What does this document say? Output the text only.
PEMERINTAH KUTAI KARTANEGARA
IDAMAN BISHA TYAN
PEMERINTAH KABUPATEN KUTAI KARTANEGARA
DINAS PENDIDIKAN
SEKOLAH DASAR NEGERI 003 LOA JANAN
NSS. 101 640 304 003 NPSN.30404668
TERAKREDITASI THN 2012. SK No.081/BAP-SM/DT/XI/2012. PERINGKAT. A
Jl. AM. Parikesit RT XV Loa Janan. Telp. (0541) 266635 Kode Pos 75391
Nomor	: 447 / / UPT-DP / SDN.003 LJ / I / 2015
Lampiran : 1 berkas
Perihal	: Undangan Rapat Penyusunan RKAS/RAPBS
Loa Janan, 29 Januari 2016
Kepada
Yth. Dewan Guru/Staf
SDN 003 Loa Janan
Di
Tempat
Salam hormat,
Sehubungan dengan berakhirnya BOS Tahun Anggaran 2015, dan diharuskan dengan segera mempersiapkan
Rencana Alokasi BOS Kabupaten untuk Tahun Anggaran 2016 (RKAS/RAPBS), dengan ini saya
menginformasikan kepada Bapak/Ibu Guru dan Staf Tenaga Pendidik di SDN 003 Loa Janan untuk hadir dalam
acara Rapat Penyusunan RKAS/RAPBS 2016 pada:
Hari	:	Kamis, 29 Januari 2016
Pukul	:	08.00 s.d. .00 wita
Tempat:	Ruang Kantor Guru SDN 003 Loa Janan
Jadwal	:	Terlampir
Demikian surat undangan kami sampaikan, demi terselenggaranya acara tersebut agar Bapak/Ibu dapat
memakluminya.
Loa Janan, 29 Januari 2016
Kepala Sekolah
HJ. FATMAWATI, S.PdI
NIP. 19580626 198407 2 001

_ _ _

» **Directions**:
Copy the material above, line for line.

» **Written reply**:
What does this document say? Output the text only.
PEMERINTAH KUTAI KARTANEGARA
IDAMAN BISHA TYAN
PEMERINTAH KABUPATEN KUTAI KARTANEGARA
DINAS PENDIDIKAN
SEKOLAH DASAR NEGERI 003 LOA JANAN
NSS. 101 640 304 003 NPSN.30404668
TERAKREDITASI THN 2012. SK No.081/BAP-SM/DT/XI/2012. PERINGKAT. A
Jl. AM. Parikesit RT XV Loa Janan. Telp. (0541) 266635 Kode Pos 75391
Nomor	: 447 / / UPT-DP / SDN.003 LJ / I / 2015
Lampiran : 1 berkas
Perihal	: Undangan Rapat Penyusunan RKAS/RAPBS
Loa Janan, 29 Januari 2016
Kepada
Yth. Dewan Guru/Staf
SDN 003 Loa Janan
Di
Tempat
Salam hormat,
Sehubungan dengan berakhirnya BOS Tahun Anggaran 2015, dan diharuskan dengan segera mempersiapkan
Rencana Alokasi BOS Kabupaten untuk Tahun Anggaran 2016 (RKAS/RAPBS), dengan ini saya
menginformasikan kepada Bapak/Ibu Guru dan Staf Tenaga Pendidik di SDN 003 Loa Janan untuk hadir dalam
acara Rapat Penyusunan RKAS/RAPBS 2016 pada:
Hari	:	Kamis, 29 Januari 2016
Pukul	:	08.00 s.d. .00 wita
Tempat:	Ruang Kantor Guru SDN 003 Loa Janan
Jadwal	:	Terlampir
Demikian surat undangan kami sampaikan, demi terselenggaranya acara tersebut agar Bapak/Ibu dapat
memakluminya.
Loa Janan, 29 Januari 2016
Kepala Sekolah
HJ. FATMAWATI, S.PdI
NIP. 19580626 198407 2 001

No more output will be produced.